[Stored items from a collection]
%%

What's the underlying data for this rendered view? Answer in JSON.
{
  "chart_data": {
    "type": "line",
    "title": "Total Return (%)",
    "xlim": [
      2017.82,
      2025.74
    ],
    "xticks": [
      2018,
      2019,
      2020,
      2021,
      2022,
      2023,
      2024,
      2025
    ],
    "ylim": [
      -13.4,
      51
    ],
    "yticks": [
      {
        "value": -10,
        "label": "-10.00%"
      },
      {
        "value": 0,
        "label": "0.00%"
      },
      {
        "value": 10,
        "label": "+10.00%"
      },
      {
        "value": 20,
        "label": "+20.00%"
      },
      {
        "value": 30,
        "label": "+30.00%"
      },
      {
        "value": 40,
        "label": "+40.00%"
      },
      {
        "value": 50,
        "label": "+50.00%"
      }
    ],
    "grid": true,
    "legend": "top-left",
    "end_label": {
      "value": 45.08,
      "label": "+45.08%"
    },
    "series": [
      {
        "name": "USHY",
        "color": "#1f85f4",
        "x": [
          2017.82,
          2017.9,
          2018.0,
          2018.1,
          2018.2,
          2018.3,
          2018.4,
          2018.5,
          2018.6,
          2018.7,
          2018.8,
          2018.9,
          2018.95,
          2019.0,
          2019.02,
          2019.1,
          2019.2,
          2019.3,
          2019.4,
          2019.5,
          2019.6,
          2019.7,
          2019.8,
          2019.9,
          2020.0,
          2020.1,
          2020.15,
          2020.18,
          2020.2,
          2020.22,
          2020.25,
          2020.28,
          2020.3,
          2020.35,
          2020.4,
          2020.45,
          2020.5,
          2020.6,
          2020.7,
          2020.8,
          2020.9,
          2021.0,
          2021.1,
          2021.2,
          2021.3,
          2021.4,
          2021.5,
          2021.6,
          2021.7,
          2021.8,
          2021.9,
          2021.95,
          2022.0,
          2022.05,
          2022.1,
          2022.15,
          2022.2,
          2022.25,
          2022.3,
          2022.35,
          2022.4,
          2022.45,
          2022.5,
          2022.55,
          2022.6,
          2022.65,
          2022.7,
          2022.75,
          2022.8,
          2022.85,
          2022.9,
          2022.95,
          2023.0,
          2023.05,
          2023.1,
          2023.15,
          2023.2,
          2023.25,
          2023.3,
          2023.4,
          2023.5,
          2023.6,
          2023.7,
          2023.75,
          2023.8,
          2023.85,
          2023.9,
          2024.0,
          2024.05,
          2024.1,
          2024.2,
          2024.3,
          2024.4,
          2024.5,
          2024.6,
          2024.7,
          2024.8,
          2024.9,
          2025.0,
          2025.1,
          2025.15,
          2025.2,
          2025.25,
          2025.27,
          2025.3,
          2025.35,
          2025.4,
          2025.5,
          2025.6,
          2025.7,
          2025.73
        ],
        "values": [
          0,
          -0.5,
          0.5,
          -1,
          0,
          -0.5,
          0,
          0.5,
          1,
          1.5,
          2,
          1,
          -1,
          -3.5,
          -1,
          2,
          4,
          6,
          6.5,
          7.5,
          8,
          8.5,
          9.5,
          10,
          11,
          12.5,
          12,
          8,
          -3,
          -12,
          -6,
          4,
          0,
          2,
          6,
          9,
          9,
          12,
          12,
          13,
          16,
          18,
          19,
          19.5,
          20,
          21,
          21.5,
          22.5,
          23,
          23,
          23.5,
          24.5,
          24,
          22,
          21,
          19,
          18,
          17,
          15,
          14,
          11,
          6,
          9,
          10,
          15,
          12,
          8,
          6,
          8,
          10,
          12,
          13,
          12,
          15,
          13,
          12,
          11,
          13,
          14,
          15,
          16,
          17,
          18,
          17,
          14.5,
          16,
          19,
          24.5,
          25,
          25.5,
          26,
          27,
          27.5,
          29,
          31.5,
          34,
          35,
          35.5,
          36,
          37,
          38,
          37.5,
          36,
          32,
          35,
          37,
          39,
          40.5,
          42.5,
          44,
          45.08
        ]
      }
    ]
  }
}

%%

Type out the entries again, word for word.

What's the underlying data for this rendered view? Answer in JSON.
{
  "chart_data": {
    "type": "line",
    "title": "Total Return (%)",
    "xlim": [
      2017.82,
      2025.74
    ],
    "xticks": [
      2018,
      2019,
      2020,
      2021,
      2022,
      2023,
      2024,
      2025
    ],
    "ylim": [
      -13.4,
      51
    ],
    "yticks": [
      {
        "value": -10,
        "label": "-10.00%"
      },
      {
        "value": 0,
        "label": "0.00%"
      },
      {
        "value": 10,
        "label": "+10.00%"
      },
      {
        "value": 20,
        "label": "+20.00%"
      },
      {
        "value": 30,
        "label": "+30.00%"
      },
      {
        "value": 40,
        "label": "+40.00%"
      },
      {
        "value": 50,
        "label": "+50.00%"
      }
    ],
    "grid": true,
    "legend": "top-left",
    "end_label": {
      "value": 45.08,
      "label": "+45.08%"
    },
    "series": [
      {
        "name": "USHY",
        "color": "#1f85f4",
        "x": [
          2017.82,
          2017.9,
          2018.0,
          2018.1,
          2018.2,
          2018.3,
          2018.4,
          2018.5,
          2018.6,
          2018.7,
          2018.8,
          2018.9,
          2018.95,
          2019.0,
          2019.02,
          2019.1,
          2019.2,
          2019.3,
          2019.4,
          2019.5,
          2019.6,
          2019.7,
          2019.8,
          2019.9,
          2020.0,
          2020.1,
          2020.15,
          2020.18,
          2020.2,
          2020.22,
          2020.25,
          2020.28,
          2020.3,
          2020.35,
          2020.4,
          2020.45,
          2020.5,
          2020.6,
          2020.7,
          2020.8,
          2020.9,
          2021.0,
          2021.1,
          2021.2,
          2021.3,
          2021.4,
          2021.5,
          2021.6,
          2021.7,
          2021.8,
          2021.9,
          2021.95,
          2022.0,
          2022.05,
          2022.1,
          2022.15,
          2022.2,
          2022.25,
          2022.3,
          2022.35,
          2022.4,
          2022.45,
          2022.5,
          2022.55,
          2022.6,
          2022.65,
          2022.7,
          2022.75,
          2022.8,
          2022.85,
          2022.9,
          2022.95,
          2023.0,
          2023.05,
          2023.1,
          2023.15,
          2023.2,
          2023.25,
          2023.3,
          2023.4,
          2023.5,
          2023.6,
          2023.7,
          2023.75,
          2023.8,
          2023.85,
          2023.9,
          2024.0,
          2024.05,
          2024.1,
          2024.2,
          2024.3,
          2024.4,
          2024.5,
          2024.6,
          2024.7,
          2024.8,
          2024.9,
          2025.0,
          2025.1,
          2025.15,
          2025.2,
          2025.25,
          2025.27,
          2025.3,
          2025.35,
          2025.4,
          2025.5,
          2025.6,
          2025.7,
          2025.73
        ],
        "values": [
          0,
          -0.5,
          0.5,
          -1,
          0,
          -0.5,
          0,
          0.5,
          1,
          1.5,
          2,
          1,
          -1,
          -3.5,
          -1,
          2,
          4,
          6,
          6.5,
          7.5,
          8,
          8.5,
          9.5,
          10,
          11,
          12.5,
          12,
          8,
          -3,
          -12,
          -6,
          4,
          0,
          2,
          6,
          9,
          9,
          12,
          12,
          13,
          16,
          18,
          19,
          19.5,
          20,
          21,
          21.5,
          22.5,
          23,
          23,
          23.5,
          24.5,
          24,
          22,
          21,
          19,
          18,
          17,
          15,
          14,
          11,
          6,
          9,
          10,
          15,
          12,
          8,
          6,
          8,
          10,
          12,
          13,
          12,
          15,
          13,
          12,
          11,
          13,
          14,
          15,
          16,
          17,
          18,
          17,
          14.5,
          16,
          19,
          24.5,
          25,
          25.5,
          26,
          27,
          27.5,
          29,
          31.5,
          34,
          35,
          35.5,
          36,
          37,
          38,
          37.5,
          36,
          32,
          35,
          37,
          39,
          40.5,
          42.5,
          44,
          45.08
        ]
      }
    ]
  }
}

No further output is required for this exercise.